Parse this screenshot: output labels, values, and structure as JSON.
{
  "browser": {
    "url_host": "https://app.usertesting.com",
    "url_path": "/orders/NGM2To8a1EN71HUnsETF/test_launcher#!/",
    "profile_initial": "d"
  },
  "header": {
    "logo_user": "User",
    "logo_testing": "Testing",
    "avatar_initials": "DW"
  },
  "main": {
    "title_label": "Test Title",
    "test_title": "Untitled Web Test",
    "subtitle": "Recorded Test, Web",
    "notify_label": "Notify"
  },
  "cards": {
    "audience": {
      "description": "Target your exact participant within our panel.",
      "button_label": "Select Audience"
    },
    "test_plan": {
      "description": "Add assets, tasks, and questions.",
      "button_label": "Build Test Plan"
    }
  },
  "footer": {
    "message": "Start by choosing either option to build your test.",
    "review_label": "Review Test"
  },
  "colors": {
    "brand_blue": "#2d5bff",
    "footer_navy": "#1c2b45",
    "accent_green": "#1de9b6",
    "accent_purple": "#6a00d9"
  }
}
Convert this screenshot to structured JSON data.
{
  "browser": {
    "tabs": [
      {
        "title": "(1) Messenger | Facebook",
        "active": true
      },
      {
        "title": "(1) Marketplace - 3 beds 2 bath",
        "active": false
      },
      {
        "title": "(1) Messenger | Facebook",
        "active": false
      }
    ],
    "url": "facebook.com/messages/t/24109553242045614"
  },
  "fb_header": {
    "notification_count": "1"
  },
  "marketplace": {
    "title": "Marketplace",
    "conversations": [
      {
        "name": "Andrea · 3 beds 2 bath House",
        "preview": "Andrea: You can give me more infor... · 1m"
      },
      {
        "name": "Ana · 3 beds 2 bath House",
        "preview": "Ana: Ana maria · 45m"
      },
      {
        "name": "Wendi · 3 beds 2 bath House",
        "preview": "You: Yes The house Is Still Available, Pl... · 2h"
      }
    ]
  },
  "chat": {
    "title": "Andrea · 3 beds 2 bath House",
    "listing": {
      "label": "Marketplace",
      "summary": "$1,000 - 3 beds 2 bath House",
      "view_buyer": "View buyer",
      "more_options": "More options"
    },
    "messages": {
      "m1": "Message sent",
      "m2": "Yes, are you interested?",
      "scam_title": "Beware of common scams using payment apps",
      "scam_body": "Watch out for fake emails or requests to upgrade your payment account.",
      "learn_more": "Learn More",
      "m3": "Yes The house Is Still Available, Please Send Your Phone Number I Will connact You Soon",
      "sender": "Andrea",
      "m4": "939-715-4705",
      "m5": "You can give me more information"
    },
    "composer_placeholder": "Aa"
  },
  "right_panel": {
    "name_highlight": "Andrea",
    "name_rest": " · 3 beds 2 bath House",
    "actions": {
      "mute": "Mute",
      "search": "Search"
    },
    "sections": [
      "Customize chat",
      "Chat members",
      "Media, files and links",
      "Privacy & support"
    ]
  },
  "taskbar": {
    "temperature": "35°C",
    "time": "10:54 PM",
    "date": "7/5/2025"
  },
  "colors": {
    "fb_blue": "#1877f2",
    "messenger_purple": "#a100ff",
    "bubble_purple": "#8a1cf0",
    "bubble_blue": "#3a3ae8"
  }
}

> **WHAT YOU SHOULD DO**
Write out every record, exactly as written.

> **TASK ANSWER**
Parse this screenshot: output labels, values, and structure as JSON.
{
  "browser": {
    "url_host": "https://app.usertesting.com",
    "url_path": "/orders/NGM2To8a1EN71HUnsETF/test_launcher#!/",
    "profile_initial": "d"
  },
  "header": {
    "logo_user": "User",
    "logo_testing": "Testing",
    "avatar_initials": "DW"
  },
  "main": {
    "title_label": "Test Title",
    "test_title": "Untitled Web Test",
    "subtitle": "Recorded Test, Web",
    "notify_label": "Notify"
  },
  "cards": {
    "audience": {
      "description": "Target your exact participant within our panel.",
      "button_label": "Select Audience"
    },
    "test_plan": {
      "description": "Add assets, tasks, and questions.",
      "button_label": "Build Test Plan"
    }
  },
  "footer": {
    "message": "Start by choosing either option to build your test.",
    "review_label": "Review Test"
  },
  "colors": {
    "brand_blue": "#2d5bff",
    "footer_navy": "#1c2b45",
    "accent_green": "#1de9b6",
    "accent_purple": "#6a00d9"
  }
}
Convert this screenshot to structured JSON data.
{
  "browser": {
    "tabs": [
      {
        "title": "(1) Messenger | Facebook",
        "active": true
      },
      {
        "title": "(1) Marketplace - 3 beds 2 bath",
        "active": false
      },
      {
        "title": "(1) Messenger | Facebook",
        "active": false
      }
    ],
    "url": "facebook.com/messages/t/24109553242045614"
  },
  "fb_header": {
    "notification_count": "1"
  },
  "marketplace": {
    "title": "Marketplace",
    "conversations": [
      {
        "name": "Andrea · 3 beds 2 bath House",
        "preview": "Andrea: You can give me more infor... · 1m"
      },
      {
        "name": "Ana · 3 beds 2 bath House",
        "preview": "Ana: Ana maria · 45m"
      },
      {
        "name": "Wendi · 3 beds 2 bath House",
        "preview": "You: Yes The house Is Still Available, Pl... · 2h"
      }
    ]
  },
  "chat": {
    "title": "Andrea · 3 beds 2 bath House",
    "listing": {
      "label": "Marketplace",
      "summary": "$1,000 - 3 beds 2 bath House",
      "view_buyer": "View buyer",
      "more_options": "More options"
    },
    "messages": {
      "m1": "Message sent",
      "m2": "Yes, are you interested?",
      "scam_title": "Beware of common scams using payment apps",
      "scam_body": "Watch out for fake emails or requests to upgrade your payment account.",
      "learn_more": "Learn More",
      "m3": "Yes The house Is Still Available, Please Send Your Phone Number I Will connact You Soon",
      "sender": "Andrea",
      "m4": "939-715-4705",
      "m5": "You can give me more information"
    },
    "composer_placeholder": "Aa"
  },
  "right_panel": {
    "name_highlight": "Andrea",
    "name_rest": " · 3 beds 2 bath House",
    "actions": {
      "mute": "Mute",
      "search": "Search"
    },
    "sections": [
      "Customize chat",
      "Chat members",
      "Media, files and links",
      "Privacy & support"
    ]
  },
  "taskbar": {
    "temperature": "35°C",
    "time": "10:54 PM",
    "date": "7/5/2025"
  },
  "colors": {
    "fb_blue": "#1877f2",
    "messenger_purple": "#a100ff",
    "bubble_purple": "#8a1cf0",
    "bubble_blue": "#3a3ae8"
  }
}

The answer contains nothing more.